> Task set
A – List every memory or file size figure given in the Django memory post, with what each one measures.
B – In the Django memory post, how many rows are upserted in total?
C – Write a continuation of the Django memory post, starting after its last sentence.

> Document extract
= = = = = = =
Reputation: 11
For our Django web server we have quite limited resources which means we have to be careful with the amount of memory we use. One part of our web server is a crom job (using celery and rabbitmq) that parses a ~130MB csv file into our postgres database. The csv file is saved to disk and then read using the csv module from python, reading row by row. Because the csv file is basically a feed, we use the bulk_upsert
from the custom postgres manager from django-postgres-extra
to upsert our data and override existing entries. Recently we started experiencing memory errors and we eventually found out they were caused by Django.
Running mem_top()
showed us that Django was storing massive upsert queries(INSERT ... ON CONFLICT DO
) including their metadata, in memory. Each bulk_upsert
of 15000 rows would add 40MB memory used by python, leading to a total of 1GB memory used when the job would finish as we upsert 750.000 rows in total. Apparently Django does not release the query from memory after it's finished. Running the crom job without the upsert call would lead to a max memory usage of 80MB, of which 60MB is default for celery.
= = = = = = =
> Raw data
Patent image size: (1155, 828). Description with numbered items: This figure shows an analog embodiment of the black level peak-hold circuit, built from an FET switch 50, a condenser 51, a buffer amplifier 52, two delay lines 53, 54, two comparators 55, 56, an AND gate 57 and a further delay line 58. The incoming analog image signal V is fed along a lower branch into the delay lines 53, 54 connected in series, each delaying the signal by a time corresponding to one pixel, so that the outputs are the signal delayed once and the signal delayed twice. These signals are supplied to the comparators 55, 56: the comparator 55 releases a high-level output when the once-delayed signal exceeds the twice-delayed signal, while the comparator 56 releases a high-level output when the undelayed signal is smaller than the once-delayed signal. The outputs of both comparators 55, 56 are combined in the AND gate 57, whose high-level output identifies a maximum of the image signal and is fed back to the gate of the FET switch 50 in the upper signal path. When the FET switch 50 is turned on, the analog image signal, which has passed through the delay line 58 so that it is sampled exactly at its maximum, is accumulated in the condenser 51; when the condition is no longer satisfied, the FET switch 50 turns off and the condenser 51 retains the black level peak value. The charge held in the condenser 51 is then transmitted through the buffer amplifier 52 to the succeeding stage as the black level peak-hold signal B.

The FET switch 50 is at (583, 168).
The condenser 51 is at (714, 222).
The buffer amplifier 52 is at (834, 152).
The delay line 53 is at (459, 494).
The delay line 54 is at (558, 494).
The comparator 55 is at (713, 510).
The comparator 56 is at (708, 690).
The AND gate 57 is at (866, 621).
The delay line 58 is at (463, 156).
= = = = = = =
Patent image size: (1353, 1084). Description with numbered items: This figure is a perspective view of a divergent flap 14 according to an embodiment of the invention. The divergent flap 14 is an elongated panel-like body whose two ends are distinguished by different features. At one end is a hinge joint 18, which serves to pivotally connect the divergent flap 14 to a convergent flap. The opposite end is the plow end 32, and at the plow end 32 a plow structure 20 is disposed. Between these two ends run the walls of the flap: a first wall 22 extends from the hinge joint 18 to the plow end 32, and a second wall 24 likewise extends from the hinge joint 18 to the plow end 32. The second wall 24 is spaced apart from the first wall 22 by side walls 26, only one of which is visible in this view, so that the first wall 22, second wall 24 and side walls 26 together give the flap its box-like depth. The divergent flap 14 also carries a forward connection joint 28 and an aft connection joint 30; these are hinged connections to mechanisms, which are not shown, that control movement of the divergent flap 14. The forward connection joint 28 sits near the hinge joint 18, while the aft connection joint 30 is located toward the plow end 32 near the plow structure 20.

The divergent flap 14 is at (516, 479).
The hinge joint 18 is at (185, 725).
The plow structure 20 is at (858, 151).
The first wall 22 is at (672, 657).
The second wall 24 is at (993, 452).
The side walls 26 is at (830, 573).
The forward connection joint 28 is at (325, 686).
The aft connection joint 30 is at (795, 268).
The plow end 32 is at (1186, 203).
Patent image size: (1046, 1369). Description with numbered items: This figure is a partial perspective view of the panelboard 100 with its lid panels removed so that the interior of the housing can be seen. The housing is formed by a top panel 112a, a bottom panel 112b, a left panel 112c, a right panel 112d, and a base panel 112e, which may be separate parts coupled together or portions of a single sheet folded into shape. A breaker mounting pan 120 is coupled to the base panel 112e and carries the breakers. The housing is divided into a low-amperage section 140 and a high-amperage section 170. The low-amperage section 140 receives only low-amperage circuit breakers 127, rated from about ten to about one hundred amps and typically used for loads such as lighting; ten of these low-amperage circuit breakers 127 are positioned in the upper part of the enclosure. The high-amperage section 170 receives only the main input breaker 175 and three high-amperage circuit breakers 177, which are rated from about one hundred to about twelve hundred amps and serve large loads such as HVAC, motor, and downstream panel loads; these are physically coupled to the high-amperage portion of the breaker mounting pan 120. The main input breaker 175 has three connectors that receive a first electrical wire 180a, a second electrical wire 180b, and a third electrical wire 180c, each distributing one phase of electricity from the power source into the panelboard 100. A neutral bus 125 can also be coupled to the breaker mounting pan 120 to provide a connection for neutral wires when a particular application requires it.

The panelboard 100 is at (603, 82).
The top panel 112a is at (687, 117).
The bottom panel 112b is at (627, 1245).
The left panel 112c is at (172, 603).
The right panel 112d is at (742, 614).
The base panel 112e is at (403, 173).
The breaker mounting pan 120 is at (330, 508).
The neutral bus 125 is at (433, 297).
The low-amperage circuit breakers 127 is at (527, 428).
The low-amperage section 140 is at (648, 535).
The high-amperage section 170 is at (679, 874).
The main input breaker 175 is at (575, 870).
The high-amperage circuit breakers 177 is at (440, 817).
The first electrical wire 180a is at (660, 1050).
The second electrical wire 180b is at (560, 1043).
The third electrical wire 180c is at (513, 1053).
= = = = = = =
> Answers for the exercise
A –
- ~130MB: the CSV file that the cron job parses
- 40MB: the memory that each bulk_upsert of 15000 rows adds
- 1GB: the total memory used when the job finishes
- 80MB: the maximum memory usage when the job runs without the upsert call
- 60MB: the part of that 80MB that is default for celery

B – 750.000 rows.

C –
We tried running gc.collect()
and django.db.reset_queries()
but the queries are still stored in memory. Our Debug
setting is set to false and CONN_MAX_AGE
is also not set. Currently we're out clues for where to look to fix this issue, we can't run our crom jobs now. Do you know of any last resorts to try to resolve this issue?
Some more meta info regarding our server:
django==2.1.3
django-elasticsearch-dsl==0.5.1
elasticsearch-dsl==6.1.0
psycopg2-binary==2.7.5
gunicorn==19.9.0
celery==4.3.0
django-celery-beat==1.5.0
django-postgres-extra==1.22
Thank you very much in advance!
Upvotes: 0
Views: 475
Reputation: 11
Today I've found the solutions for our issues so I thought it'd be great to share. It turned out that the issue was a combination of Django and Sentry (which we only use on our production server). Django would log the query and Sentry would then catch this log and keep it in memory for some reason. As each raw SQL query was about 40MB this ate a lot of memory. Currently, we turned Sentry off on our crom job server and are looking into a way to clear the logs kept by sentry.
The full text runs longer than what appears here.